(Data extract)
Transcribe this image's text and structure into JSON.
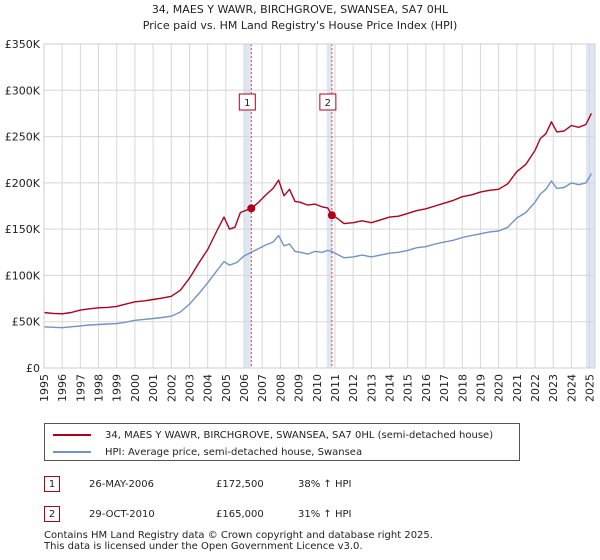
{
  "chart_data": {
    "type": "line",
    "title": "34, MAES Y WAWR, BIRCHGROVE, SWANSEA, SA7 0HL",
    "subtitle": "Price paid vs. HM Land Registry's House Price Index (HPI)",
    "xlabel": "",
    "ylabel": "",
    "xlim": [
      1995,
      2025.3
    ],
    "ylim": [
      0,
      350000
    ],
    "grid": true,
    "x_ticks": [
      "1995",
      "1996",
      "1997",
      "1998",
      "1999",
      "2000",
      "2001",
      "2002",
      "2003",
      "2004",
      "2005",
      "2006",
      "2007",
      "2008",
      "2009",
      "2010",
      "2011",
      "2012",
      "2013",
      "2014",
      "2015",
      "2016",
      "2017",
      "2018",
      "2019",
      "2020",
      "2021",
      "2022",
      "2023",
      "2024",
      "2025"
    ],
    "y_ticks": [
      {
        "value": 0,
        "label": "£0"
      },
      {
        "value": 50000,
        "label": "£50K"
      },
      {
        "value": 100000,
        "label": "£100K"
      },
      {
        "value": 150000,
        "label": "£150K"
      },
      {
        "value": 200000,
        "label": "£200K"
      },
      {
        "value": 250000,
        "label": "£250K"
      },
      {
        "value": 300000,
        "label": "£300K"
      },
      {
        "value": 350000,
        "label": "£350K"
      }
    ],
    "series": [
      {
        "name": "34, MAES Y WAWR, BIRCHGROVE, SWANSEA, SA7 0HL (semi-detached house)",
        "color": "#b0001a",
        "points": [
          [
            1995.0,
            60000
          ],
          [
            1995.5,
            59000
          ],
          [
            1996.0,
            58500
          ],
          [
            1996.5,
            60000
          ],
          [
            1997.0,
            62500
          ],
          [
            1997.5,
            64000
          ],
          [
            1998.0,
            65000
          ],
          [
            1998.5,
            65500
          ],
          [
            1999.0,
            66500
          ],
          [
            1999.5,
            69000
          ],
          [
            2000.0,
            71500
          ],
          [
            2000.5,
            72500
          ],
          [
            2001.0,
            74000
          ],
          [
            2001.5,
            75500
          ],
          [
            2002.0,
            77500
          ],
          [
            2002.5,
            84000
          ],
          [
            2003.0,
            97000
          ],
          [
            2003.5,
            113000
          ],
          [
            2004.0,
            128000
          ],
          [
            2004.5,
            148000
          ],
          [
            2004.9,
            163000
          ],
          [
            2005.2,
            150000
          ],
          [
            2005.5,
            152000
          ],
          [
            2005.8,
            168000
          ],
          [
            2006.4,
            172500
          ],
          [
            2006.8,
            179000
          ],
          [
            2007.2,
            187000
          ],
          [
            2007.6,
            194000
          ],
          [
            2007.9,
            203000
          ],
          [
            2008.2,
            186000
          ],
          [
            2008.5,
            193000
          ],
          [
            2008.8,
            180000
          ],
          [
            2009.1,
            179000
          ],
          [
            2009.5,
            176000
          ],
          [
            2009.9,
            177000
          ],
          [
            2010.3,
            174000
          ],
          [
            2010.6,
            173000
          ],
          [
            2010.83,
            165000
          ],
          [
            2011.1,
            162000
          ],
          [
            2011.5,
            156000
          ],
          [
            2012.0,
            157000
          ],
          [
            2012.5,
            159000
          ],
          [
            2013.0,
            157000
          ],
          [
            2013.5,
            160000
          ],
          [
            2014.0,
            163000
          ],
          [
            2014.5,
            164000
          ],
          [
            2015.0,
            167000
          ],
          [
            2015.5,
            170000
          ],
          [
            2016.0,
            172000
          ],
          [
            2016.5,
            175000
          ],
          [
            2017.0,
            178000
          ],
          [
            2017.5,
            181000
          ],
          [
            2018.0,
            185000
          ],
          [
            2018.5,
            187000
          ],
          [
            2019.0,
            190000
          ],
          [
            2019.5,
            192000
          ],
          [
            2020.0,
            193000
          ],
          [
            2020.5,
            199000
          ],
          [
            2021.0,
            212000
          ],
          [
            2021.5,
            220000
          ],
          [
            2022.0,
            235000
          ],
          [
            2022.3,
            248000
          ],
          [
            2022.6,
            253000
          ],
          [
            2022.9,
            266000
          ],
          [
            2023.2,
            255000
          ],
          [
            2023.6,
            256000
          ],
          [
            2024.0,
            262000
          ],
          [
            2024.4,
            260000
          ],
          [
            2024.8,
            263000
          ],
          [
            2025.1,
            275000
          ]
        ]
      },
      {
        "name": "HPI: Average price, semi-detached house, Swansea",
        "color": "#6f94c8",
        "points": [
          [
            1995.0,
            44500
          ],
          [
            1995.5,
            44000
          ],
          [
            1996.0,
            43500
          ],
          [
            1996.5,
            44500
          ],
          [
            1997.0,
            45500
          ],
          [
            1997.5,
            46500
          ],
          [
            1998.0,
            47000
          ],
          [
            1998.5,
            47500
          ],
          [
            1999.0,
            48000
          ],
          [
            1999.5,
            49500
          ],
          [
            2000.0,
            51500
          ],
          [
            2000.5,
            52500
          ],
          [
            2001.0,
            53500
          ],
          [
            2001.5,
            54500
          ],
          [
            2002.0,
            56000
          ],
          [
            2002.5,
            60500
          ],
          [
            2003.0,
            69000
          ],
          [
            2003.5,
            80000
          ],
          [
            2004.0,
            92000
          ],
          [
            2004.5,
            105000
          ],
          [
            2004.9,
            115000
          ],
          [
            2005.2,
            111000
          ],
          [
            2005.6,
            114000
          ],
          [
            2006.0,
            121000
          ],
          [
            2006.4,
            125000
          ],
          [
            2006.8,
            129000
          ],
          [
            2007.2,
            133000
          ],
          [
            2007.6,
            136000
          ],
          [
            2007.9,
            143000
          ],
          [
            2008.2,
            132000
          ],
          [
            2008.5,
            134000
          ],
          [
            2008.8,
            126000
          ],
          [
            2009.1,
            125000
          ],
          [
            2009.5,
            123000
          ],
          [
            2009.9,
            126000
          ],
          [
            2010.3,
            125000
          ],
          [
            2010.6,
            127000
          ],
          [
            2010.83,
            126000
          ],
          [
            2011.1,
            123000
          ],
          [
            2011.5,
            119000
          ],
          [
            2012.0,
            120000
          ],
          [
            2012.5,
            122000
          ],
          [
            2013.0,
            120000
          ],
          [
            2013.5,
            122000
          ],
          [
            2014.0,
            124000
          ],
          [
            2014.5,
            125000
          ],
          [
            2015.0,
            127000
          ],
          [
            2015.5,
            130000
          ],
          [
            2016.0,
            131000
          ],
          [
            2016.5,
            134000
          ],
          [
            2017.0,
            136000
          ],
          [
            2017.5,
            138000
          ],
          [
            2018.0,
            141000
          ],
          [
            2018.5,
            143000
          ],
          [
            2019.0,
            145000
          ],
          [
            2019.5,
            147000
          ],
          [
            2020.0,
            148000
          ],
          [
            2020.5,
            152000
          ],
          [
            2021.0,
            162000
          ],
          [
            2021.5,
            168000
          ],
          [
            2022.0,
            179000
          ],
          [
            2022.3,
            188000
          ],
          [
            2022.6,
            193000
          ],
          [
            2022.9,
            202000
          ],
          [
            2023.2,
            194000
          ],
          [
            2023.6,
            195000
          ],
          [
            2024.0,
            200000
          ],
          [
            2024.4,
            198000
          ],
          [
            2024.8,
            200000
          ],
          [
            2025.1,
            210000
          ]
        ]
      }
    ],
    "sales": [
      {
        "id": "1",
        "date": "26-MAY-2006",
        "x": 2006.4,
        "price": 172500,
        "price_label": "£172,500",
        "hpi": "38% ↑ HPI"
      },
      {
        "id": "2",
        "date": "29-OCT-2010",
        "x": 2010.83,
        "price": 165000,
        "price_label": "£165,000",
        "hpi": "31% ↑ HPI"
      }
    ],
    "shaded_bands": [
      [
        2006.0,
        2006.4
      ],
      [
        2010.55,
        2010.83
      ],
      [
        2024.8,
        2025.3
      ]
    ]
  },
  "legend": {
    "property": "34, MAES Y WAWR, BIRCHGROVE, SWANSEA, SA7 0HL (semi-detached house)",
    "hpi": "HPI: Average price, semi-detached house, Swansea"
  },
  "colors": {
    "property": "#b0001a",
    "hpi": "#6f94c8",
    "band": "#dde6f3",
    "grid": "#d7d7d7"
  },
  "footer": {
    "line1": "Contains HM Land Registry data © Crown copyright and database right 2025.",
    "line2": "This data is licensed under the Open Government Licence v3.0."
  }
}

(Exercise goal)
Look through the material and copy each line that has "Average".

(Expected output)
        "name": "HPI: Average price, semi-detached house, Swansea",
    "hpi": "HPI: Average price, semi-detached house, Swansea"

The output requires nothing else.